**Document section**

-- -- --

Rate cuts: Nomura analysts anticipate the Reserve Bank of India to extend the policy pause and expect cumulative rate cuts of 100 basis points, starting from August 2024. Lower lending rates typically enhance liquidity and foster a more risk-taking sentiment in stock markets.
Political stability: According to DBS senior economist Radhika Rao, “The ruling Bharatiya Janata Party (BJP) outdid its national and regional rivals in the recently held state elections. This strong performance has bolstered expectations of political stability for the upcoming general elections in April/May 2024, addressing earlier concerns of a potential fiscally populist agenda.”
Earnings growth: HSBC forecasts a robust earnings growth of 17.8% for India in 2024 — one of the fastest rates in Asia.
Increased liquidity: HSBC notes that while foreign investors typically focus on large caps, local investors dominate the small and mid-cap space. This partly explains the outperformance, with fund flows into midcap-small schemes of domestic mutual funds being disproportionately high. This trend is expected to persist into the next year.
Valuations: Despite recent increases, valuations remain supported by robust earnings growth, surpassing long-term averages.
India boasts the fifth-largest forex reserve worldwide.
India is the only country in the world to have reduced debt following the global financial crises.
Six of the world’s top 10 fastest-growing cities in 2022 are in India.
India’s IT exports now exceed the oil exports of Saudi Arabia, the world’s largest oil exporter.
In 2008, when crude oil touched $100, India’s GDP was 33% of Brazil & Russia combined. Today, India’s GDP equals the combined GDP of Russia and Brazil.
More than half (54%) of NSE 500 stocks have generated over 10x returns within a 5-year rolling period since 2000, the largest proportion of multi-baggers among 10 major markets globally.

-- -- --

**Listed entries**
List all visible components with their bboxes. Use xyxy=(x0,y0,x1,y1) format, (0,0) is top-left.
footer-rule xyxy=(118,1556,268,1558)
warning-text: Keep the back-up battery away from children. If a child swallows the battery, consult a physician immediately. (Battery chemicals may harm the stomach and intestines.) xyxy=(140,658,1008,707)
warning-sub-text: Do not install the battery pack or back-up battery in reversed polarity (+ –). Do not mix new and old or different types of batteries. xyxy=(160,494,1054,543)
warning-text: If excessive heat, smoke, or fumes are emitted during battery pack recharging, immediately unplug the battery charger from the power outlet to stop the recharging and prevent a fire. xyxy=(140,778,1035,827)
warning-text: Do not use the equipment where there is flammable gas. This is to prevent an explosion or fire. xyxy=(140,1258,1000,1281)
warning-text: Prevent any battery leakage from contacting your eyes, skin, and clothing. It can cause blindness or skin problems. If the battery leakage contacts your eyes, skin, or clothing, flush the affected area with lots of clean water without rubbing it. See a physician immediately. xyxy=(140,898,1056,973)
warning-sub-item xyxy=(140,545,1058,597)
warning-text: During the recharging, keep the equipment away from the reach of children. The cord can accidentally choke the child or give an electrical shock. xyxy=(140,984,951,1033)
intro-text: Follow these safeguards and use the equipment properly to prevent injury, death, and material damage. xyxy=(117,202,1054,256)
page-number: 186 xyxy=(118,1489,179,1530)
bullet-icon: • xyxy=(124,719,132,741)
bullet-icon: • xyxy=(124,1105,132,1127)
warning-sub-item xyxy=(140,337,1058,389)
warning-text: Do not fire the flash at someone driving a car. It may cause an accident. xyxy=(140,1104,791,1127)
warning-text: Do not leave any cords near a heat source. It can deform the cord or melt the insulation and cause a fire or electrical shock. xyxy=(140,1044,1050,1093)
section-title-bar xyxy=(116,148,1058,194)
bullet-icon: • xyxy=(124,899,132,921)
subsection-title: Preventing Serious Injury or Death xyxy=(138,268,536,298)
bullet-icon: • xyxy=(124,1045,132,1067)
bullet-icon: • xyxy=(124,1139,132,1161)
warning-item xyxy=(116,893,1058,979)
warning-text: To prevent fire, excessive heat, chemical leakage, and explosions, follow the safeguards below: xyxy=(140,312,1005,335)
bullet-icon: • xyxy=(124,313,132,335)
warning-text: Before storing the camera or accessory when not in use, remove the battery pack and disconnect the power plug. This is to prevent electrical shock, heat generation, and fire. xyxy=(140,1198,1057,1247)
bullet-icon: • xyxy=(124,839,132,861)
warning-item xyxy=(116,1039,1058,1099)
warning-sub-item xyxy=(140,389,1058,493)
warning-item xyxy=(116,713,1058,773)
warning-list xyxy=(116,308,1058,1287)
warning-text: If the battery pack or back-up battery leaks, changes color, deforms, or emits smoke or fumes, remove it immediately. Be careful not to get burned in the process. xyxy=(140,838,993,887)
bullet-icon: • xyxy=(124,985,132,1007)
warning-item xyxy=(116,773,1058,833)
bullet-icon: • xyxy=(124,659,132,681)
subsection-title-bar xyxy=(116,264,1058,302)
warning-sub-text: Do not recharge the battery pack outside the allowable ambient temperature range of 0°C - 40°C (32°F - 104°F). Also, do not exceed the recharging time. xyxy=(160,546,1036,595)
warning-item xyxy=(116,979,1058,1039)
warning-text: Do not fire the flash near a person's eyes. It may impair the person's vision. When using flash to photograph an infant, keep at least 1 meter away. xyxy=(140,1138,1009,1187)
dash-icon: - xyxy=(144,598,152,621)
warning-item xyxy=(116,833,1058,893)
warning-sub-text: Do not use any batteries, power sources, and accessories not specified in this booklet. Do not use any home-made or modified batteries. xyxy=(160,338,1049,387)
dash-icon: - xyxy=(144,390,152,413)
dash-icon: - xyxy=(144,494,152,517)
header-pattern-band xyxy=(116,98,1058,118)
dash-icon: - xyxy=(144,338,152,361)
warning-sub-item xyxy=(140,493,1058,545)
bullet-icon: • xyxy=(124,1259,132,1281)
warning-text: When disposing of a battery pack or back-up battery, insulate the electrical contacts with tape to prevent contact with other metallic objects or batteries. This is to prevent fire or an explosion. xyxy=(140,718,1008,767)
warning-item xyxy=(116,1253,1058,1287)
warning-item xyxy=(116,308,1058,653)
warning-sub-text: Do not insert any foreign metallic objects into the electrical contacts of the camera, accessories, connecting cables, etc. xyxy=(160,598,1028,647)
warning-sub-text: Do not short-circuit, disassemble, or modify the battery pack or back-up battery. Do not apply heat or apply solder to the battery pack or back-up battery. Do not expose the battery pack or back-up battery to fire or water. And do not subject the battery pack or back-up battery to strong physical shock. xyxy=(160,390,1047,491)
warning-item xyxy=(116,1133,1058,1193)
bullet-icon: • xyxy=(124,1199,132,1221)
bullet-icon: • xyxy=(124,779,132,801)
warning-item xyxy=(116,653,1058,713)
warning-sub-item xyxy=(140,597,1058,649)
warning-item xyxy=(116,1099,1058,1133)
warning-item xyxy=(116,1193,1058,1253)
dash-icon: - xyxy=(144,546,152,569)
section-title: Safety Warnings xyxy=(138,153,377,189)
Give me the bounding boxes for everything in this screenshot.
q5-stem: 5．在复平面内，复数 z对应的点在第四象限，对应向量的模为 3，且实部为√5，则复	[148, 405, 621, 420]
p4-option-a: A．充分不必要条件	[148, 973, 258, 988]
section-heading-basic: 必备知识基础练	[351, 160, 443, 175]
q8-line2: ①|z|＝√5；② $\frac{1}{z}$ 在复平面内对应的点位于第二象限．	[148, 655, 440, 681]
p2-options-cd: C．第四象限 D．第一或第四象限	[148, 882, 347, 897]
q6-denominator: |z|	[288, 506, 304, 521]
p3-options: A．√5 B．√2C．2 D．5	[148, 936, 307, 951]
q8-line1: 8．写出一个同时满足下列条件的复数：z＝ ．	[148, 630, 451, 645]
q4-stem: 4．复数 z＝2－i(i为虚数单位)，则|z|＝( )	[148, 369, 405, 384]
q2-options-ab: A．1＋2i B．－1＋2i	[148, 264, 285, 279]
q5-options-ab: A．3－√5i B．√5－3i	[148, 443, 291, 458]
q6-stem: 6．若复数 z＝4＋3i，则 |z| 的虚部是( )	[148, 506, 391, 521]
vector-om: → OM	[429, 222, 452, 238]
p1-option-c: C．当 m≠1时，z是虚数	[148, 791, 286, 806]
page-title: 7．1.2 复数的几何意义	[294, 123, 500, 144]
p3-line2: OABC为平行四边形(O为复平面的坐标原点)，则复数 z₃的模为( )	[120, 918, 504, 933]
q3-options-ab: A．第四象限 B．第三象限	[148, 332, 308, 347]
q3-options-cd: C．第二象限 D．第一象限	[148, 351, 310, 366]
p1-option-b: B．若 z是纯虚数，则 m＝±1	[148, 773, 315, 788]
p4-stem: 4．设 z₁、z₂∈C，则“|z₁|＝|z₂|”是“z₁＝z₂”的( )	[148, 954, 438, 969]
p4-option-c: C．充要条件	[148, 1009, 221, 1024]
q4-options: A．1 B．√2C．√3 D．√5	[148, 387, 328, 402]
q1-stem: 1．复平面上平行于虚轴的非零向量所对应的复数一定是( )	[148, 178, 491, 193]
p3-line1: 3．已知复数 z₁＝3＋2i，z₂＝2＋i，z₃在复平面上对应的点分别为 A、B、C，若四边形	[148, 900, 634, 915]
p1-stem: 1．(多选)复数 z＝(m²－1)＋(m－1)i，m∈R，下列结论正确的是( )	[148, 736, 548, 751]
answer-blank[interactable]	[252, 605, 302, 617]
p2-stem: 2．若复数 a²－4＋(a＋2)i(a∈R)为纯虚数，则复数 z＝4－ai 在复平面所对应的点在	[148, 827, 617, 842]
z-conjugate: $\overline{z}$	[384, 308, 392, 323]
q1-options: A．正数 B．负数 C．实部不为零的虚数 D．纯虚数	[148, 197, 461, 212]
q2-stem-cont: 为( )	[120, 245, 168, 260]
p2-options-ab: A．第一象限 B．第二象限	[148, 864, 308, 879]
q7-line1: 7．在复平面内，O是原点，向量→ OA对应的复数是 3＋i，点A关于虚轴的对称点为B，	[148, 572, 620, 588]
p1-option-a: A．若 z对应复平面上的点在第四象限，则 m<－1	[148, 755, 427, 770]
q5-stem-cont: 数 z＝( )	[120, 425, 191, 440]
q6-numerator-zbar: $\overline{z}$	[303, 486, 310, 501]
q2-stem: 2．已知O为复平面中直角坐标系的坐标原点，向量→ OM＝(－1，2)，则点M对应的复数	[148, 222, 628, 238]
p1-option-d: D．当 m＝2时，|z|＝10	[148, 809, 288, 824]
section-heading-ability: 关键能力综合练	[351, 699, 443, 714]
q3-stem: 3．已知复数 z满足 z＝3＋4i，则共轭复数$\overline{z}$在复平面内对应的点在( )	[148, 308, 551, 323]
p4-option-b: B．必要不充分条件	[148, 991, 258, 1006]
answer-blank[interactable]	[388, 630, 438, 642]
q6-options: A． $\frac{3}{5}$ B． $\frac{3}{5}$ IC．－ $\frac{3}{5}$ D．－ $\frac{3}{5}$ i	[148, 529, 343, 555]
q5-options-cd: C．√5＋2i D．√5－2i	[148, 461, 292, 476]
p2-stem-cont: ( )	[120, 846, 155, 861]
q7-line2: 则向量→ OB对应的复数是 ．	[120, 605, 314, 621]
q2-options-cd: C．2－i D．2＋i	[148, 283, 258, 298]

-- -- --

**Aim of the exercise**
According to the India market outlook text, what earnings growth rate does HSBC forecast for India in 2024?

**Exercise response**
17.8%